[Collected data entries]
[BEGIN]

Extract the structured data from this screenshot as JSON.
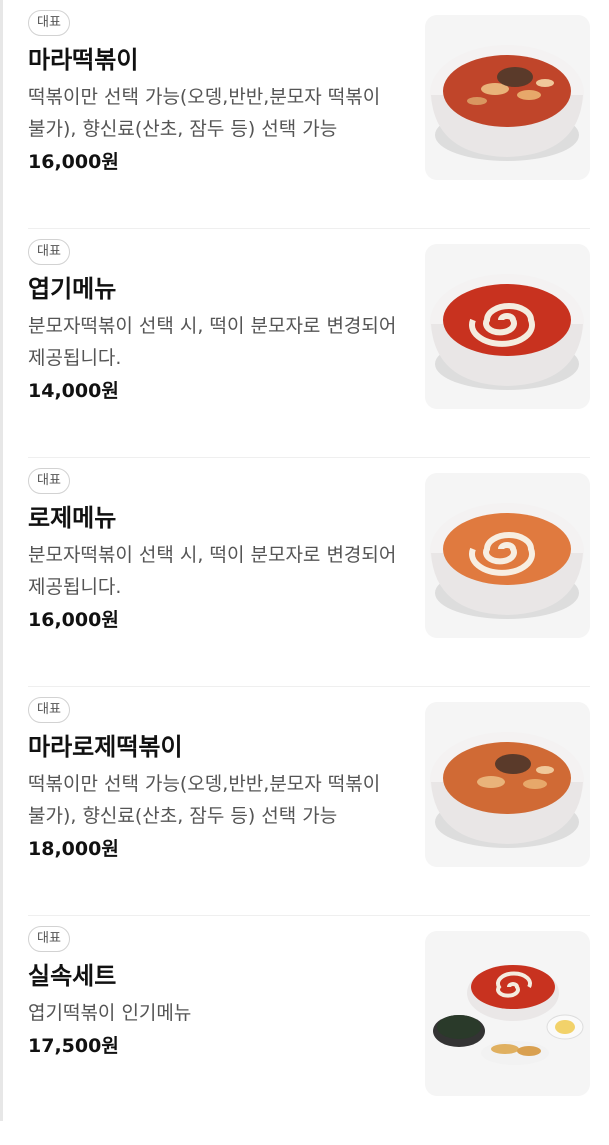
{
  "menu": {
    "items": [
      {
        "badge": "대표",
        "name": "마라떡볶이",
        "desc": "떡볶이만 선택 가능(오뎅,반반,분모자 떡볶이 불가), 향신료(산초, 잠두 등) 선택 가능",
        "price": "16,000원",
        "image": "mala-tteokbokki-bowl-photo",
        "sauce_color": "#c0452a"
      },
      {
        "badge": "대표",
        "name": "엽기메뉴",
        "desc": "분모자떡볶이 선택 시, 떡이 분모자로 변경되어 제공됩니다.",
        "price": "14,000원",
        "image": "yeopgi-tteokbokki-bowl-photo",
        "sauce_color": "#c8321f"
      },
      {
        "badge": "대표",
        "name": "로제메뉴",
        "desc": "분모자떡볶이 선택 시, 떡이 분모자로 변경되어 제공됩니다.",
        "price": "16,000원",
        "image": "rose-tteokbokki-bowl-photo",
        "sauce_color": "#e07a3f"
      },
      {
        "badge": "대표",
        "name": "마라로제떡볶이",
        "desc": "떡볶이만 선택 가능(오뎅,반반,분모자 떡볶이 불가), 향신료(산초, 잠두 등) 선택 가능",
        "price": "18,000원",
        "image": "mala-rose-tteokbokki-bowl-photo",
        "sauce_color": "#d06a35"
      },
      {
        "badge": "대표",
        "name": "실속세트",
        "desc": "엽기떡볶이 인기메뉴",
        "price": "17,500원",
        "image": "value-set-photo",
        "sauce_color": "#c8321f"
      }
    ]
  }
}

[END]

> Short problem
Count the lines in the material above where the string "photo" appears, then state only that count.

> Right answer
5